# Start of Information given
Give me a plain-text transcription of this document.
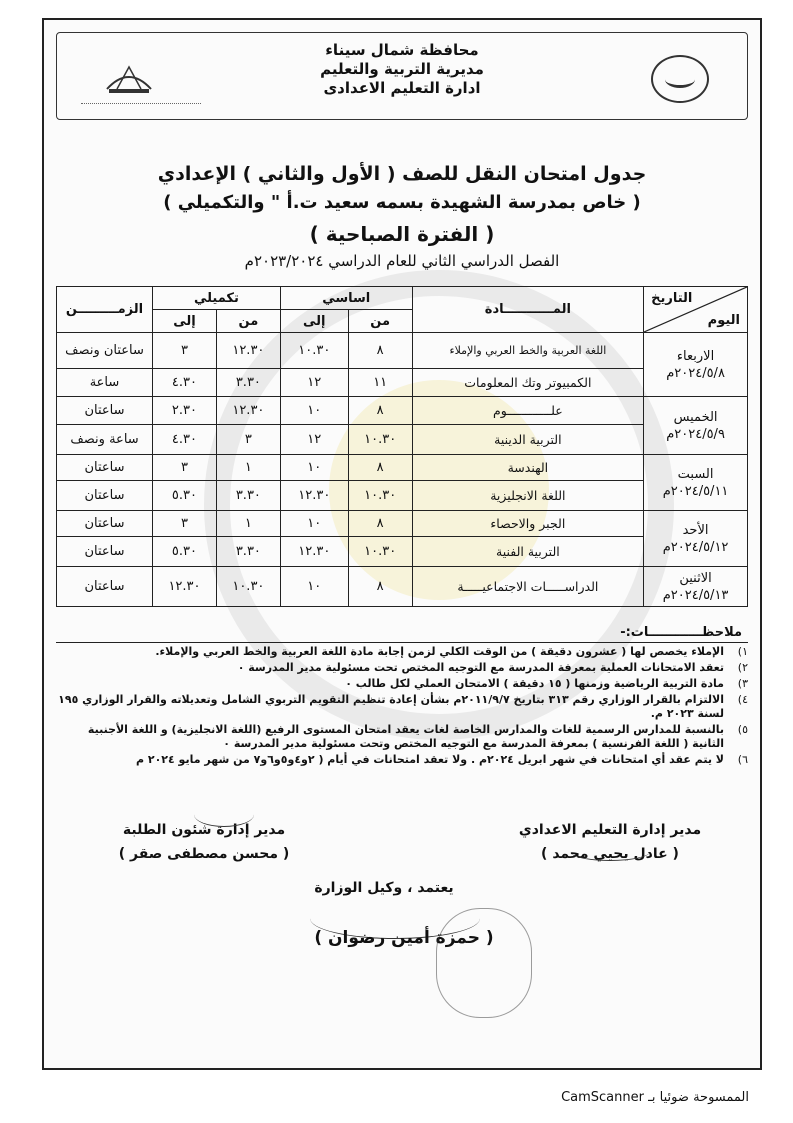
محافظة شمال سيناء
مديرية التربية والتعليم
ادارة التعليم الاعدادى
جدول امتحان النقل للصف ( الأول والثاني ) الإعدادي
( خاص بمدرسة الشهيدة بسمه سعيد ت.أ " والتكميلي )
( الفترة الصباحية )
الفصل الدراسي الثاني للعام الدراسي ٢٠٢٣/٢٠٢٤م
التاريخ
اليوم	المـــــــــــادة	اساسي		تكميلي		الزمـــــــــن
		من	إلى	من	إلى	

الاربعاء
٢٠٢٤/٥/٨م	اللغة العربية والخط العربي والإملاء	٨	١٠.٣٠	١٢.٣٠	٣	ساعتان ونصف
	الكمبيوتر وتك المعلومات	١١	١٢	٣.٣٠	٤.٣٠	ساعة

الخميس
٢٠٢٤/٥/٩م	علــــــــــــوم	٨	١٠	١٢.٣٠	٢.٣٠	ساعتان
	التربية الدينية	١٠.٣٠	١٢	٣	٤.٣٠	ساعة ونصف

السبت
٢٠٢٤/٥/١١م	الهندسة	٨	١٠	١	٣	ساعتان
	اللغة الانجليزية	١٠.٣٠	١٢.٣٠	٣.٣٠	٥.٣٠	ساعتان

الأحد
٢٠٢٤/٥/١٢م	الجبر والاحصاء	٨	١٠	١	٣	ساعتان
	التربية الفنية	١٠.٣٠	١٢.٣٠	٣.٣٠	٥.٣٠	ساعتان

الاثنين
٢٠٢٤/٥/١٣م	الدراســـــات الاجتماعيـــــة	٨	١٠	١٠.٣٠	١٢.٣٠	ساعتان
ملاحظــــــــــــات:-
١)
الإملاء يخصص لها ( عشرون دقيقة ) من الوقت الكلي لزمن إجابة مادة اللغة العربية والخط العربي والإملاء.
٢)
تعقد الامتحانات العملية بمعرفة المدرسة مع التوجيه المختص تحت مسئولية مدير المدرسة ٠
٣)
مادة التربية الرياضية وزمنها ( ١٥ دقيقة ) الامتحان العملي لكل طالب ٠
٤)
الالتزام بالقرار الوزاري رقم ٣١٣ بتاريخ ٢٠١١/٩/٧م بشأن إعادة تنظيم التقويم التربوي الشامل وتعديلاته والقرار الوزاري ١٩٥ لسنة ٢٠٢٣ م.
٥)
بالنسبة للمدارس الرسمية للغات والمدارس الخاصة لغات يعقد امتحان المستوى الرفيع (اللغة الانجليزية) و اللغة الأجنبية الثانية ( اللغة الفرنسية ) بمعرفة المدرسة مع التوجيه المختص وتحت مسئولية مدير المدرسة ٠
٦)
لا يتم عقد أي امتحانات في شهر ابريل ٢٠٢٤م . ولا تعقد امتحانات في أيام ( ٢و٤و٥و٦و٧ من شهر مايو ٢٠٢٤ م
مدير إدارة التعليم الاعدادي
( عادل يحيي محمد )
مدير إدارة شئون الطلبة
( محسن مصطفى صقر )
يعتمد ، وكيل الوزارة
( حمزة أمين رضوان )
الممسوحة ضوئيا بـ CamScanner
# End of Information given
Given exercise: Output a single number: how many lines contain the word "اللغة".

Worked solution: 4